Set task: The records below should be written out again, exactly.
[start of Given data]
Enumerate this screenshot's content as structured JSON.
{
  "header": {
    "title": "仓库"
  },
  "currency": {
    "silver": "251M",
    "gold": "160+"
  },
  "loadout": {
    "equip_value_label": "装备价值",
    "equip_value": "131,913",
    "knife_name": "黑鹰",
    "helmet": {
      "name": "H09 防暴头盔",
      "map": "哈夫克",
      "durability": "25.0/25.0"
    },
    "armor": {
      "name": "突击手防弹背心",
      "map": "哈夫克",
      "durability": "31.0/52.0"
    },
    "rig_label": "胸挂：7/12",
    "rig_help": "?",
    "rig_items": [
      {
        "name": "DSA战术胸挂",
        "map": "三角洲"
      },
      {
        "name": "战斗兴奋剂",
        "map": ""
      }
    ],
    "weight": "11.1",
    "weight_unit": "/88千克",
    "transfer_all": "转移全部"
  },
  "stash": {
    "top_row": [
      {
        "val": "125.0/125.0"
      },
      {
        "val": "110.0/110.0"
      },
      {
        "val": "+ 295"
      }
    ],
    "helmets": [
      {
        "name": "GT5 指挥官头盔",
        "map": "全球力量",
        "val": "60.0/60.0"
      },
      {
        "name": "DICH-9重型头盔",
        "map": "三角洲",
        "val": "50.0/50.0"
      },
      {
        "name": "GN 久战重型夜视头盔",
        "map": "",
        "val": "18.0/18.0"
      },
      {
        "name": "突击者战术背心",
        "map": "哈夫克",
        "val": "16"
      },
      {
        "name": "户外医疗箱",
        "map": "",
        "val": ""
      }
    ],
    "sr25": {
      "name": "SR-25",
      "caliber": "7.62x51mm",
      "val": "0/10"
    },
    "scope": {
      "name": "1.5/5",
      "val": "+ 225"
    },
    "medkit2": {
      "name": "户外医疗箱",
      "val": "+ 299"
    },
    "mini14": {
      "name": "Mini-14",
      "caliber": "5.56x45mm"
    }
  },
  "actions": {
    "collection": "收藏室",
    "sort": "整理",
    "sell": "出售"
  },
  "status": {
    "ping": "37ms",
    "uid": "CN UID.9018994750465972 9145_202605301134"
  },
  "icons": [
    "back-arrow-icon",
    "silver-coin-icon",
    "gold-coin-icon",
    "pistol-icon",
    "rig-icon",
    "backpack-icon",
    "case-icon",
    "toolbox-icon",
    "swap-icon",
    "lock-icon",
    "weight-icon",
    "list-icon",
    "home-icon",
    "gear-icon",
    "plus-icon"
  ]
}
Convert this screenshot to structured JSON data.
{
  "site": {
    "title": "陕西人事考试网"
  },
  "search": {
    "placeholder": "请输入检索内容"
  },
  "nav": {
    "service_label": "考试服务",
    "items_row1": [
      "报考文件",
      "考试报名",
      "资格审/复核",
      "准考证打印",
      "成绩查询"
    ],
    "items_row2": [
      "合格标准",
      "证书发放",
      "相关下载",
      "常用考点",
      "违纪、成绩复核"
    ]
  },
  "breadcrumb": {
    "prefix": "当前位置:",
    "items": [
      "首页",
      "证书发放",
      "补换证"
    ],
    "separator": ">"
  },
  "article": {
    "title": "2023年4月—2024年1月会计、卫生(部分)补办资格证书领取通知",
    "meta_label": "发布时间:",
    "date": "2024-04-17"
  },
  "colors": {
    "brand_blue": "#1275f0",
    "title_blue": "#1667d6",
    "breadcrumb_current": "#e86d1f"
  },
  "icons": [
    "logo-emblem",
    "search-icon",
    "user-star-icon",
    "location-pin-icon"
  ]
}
[end of Given data]
Solution:
Enumerate this screenshot's content as structured JSON.
{
  "header": {
    "title": "仓库"
  },
  "currency": {
    "silver": "251M",
    "gold": "160+"
  },
  "loadout": {
    "equip_value_label": "装备价值",
    "equip_value": "131,913",
    "knife_name": "黑鹰",
    "helmet": {
      "name": "H09 防暴头盔",
      "map": "哈夫克",
      "durability": "25.0/25.0"
    },
    "armor": {
      "name": "突击手防弹背心",
      "map": "哈夫克",
      "durability": "31.0/52.0"
    },
    "rig_label": "胸挂：7/12",
    "rig_help": "?",
    "rig_items": [
      {
        "name": "DSA战术胸挂",
        "map": "三角洲"
      },
      {
        "name": "战斗兴奋剂",
        "map": ""
      }
    ],
    "weight": "11.1",
    "weight_unit": "/88千克",
    "transfer_all": "转移全部"
  },
  "stash": {
    "top_row": [
      {
        "val": "125.0/125.0"
      },
      {
        "val": "110.0/110.0"
      },
      {
        "val": "+ 295"
      }
    ],
    "helmets": [
      {
        "name": "GT5 指挥官头盔",
        "map": "全球力量",
        "val": "60.0/60.0"
      },
      {
        "name": "DICH-9重型头盔",
        "map": "三角洲",
        "val": "50.0/50.0"
      },
      {
        "name": "GN 久战重型夜视头盔",
        "map": "",
        "val": "18.0/18.0"
      },
      {
        "name": "突击者战术背心",
        "map": "哈夫克",
        "val": "16"
      },
      {
        "name": "户外医疗箱",
        "map": "",
        "val": ""
      }
    ],
    "sr25": {
      "name": "SR-25",
      "caliber": "7.62x51mm",
      "val": "0/10"
    },
    "scope": {
      "name": "1.5/5",
      "val": "+ 225"
    },
    "medkit2": {
      "name": "户外医疗箱",
      "val": "+ 299"
    },
    "mini14": {
      "name": "Mini-14",
      "caliber": "5.56x45mm"
    }
  },
  "actions": {
    "collection": "收藏室",
    "sort": "整理",
    "sell": "出售"
  },
  "status": {
    "ping": "37ms",
    "uid": "CN UID.9018994750465972 9145_202605301134"
  },
  "icons": [
    "back-arrow-icon",
    "silver-coin-icon",
    "gold-coin-icon",
    "pistol-icon",
    "rig-icon",
    "backpack-icon",
    "case-icon",
    "toolbox-icon",
    "swap-icon",
    "lock-icon",
    "weight-icon",
    "list-icon",
    "home-icon",
    "gear-icon",
    "plus-icon"
  ]
}
Convert this screenshot to structured JSON data.
{
  "site": {
    "title": "陕西人事考试网"
  },
  "search": {
    "placeholder": "请输入检索内容"
  },
  "nav": {
    "service_label": "考试服务",
    "items_row1": [
      "报考文件",
      "考试报名",
      "资格审/复核",
      "准考证打印",
      "成绩查询"
    ],
    "items_row2": [
      "合格标准",
      "证书发放",
      "相关下载",
      "常用考点",
      "违纪、成绩复核"
    ]
  },
  "breadcrumb": {
    "prefix": "当前位置:",
    "items": [
      "首页",
      "证书发放",
      "补换证"
    ],
    "separator": ">"
  },
  "article": {
    "title": "2023年4月—2024年1月会计、卫生(部分)补办资格证书领取通知",
    "meta_label": "发布时间:",
    "date": "2024-04-17"
  },
  "colors": {
    "brand_blue": "#1275f0",
    "title_blue": "#1667d6",
    "breadcrumb_current": "#e86d1f"
  },
  "icons": [
    "logo-emblem",
    "search-icon",
    "user-star-icon",
    "location-pin-icon"
  ]
}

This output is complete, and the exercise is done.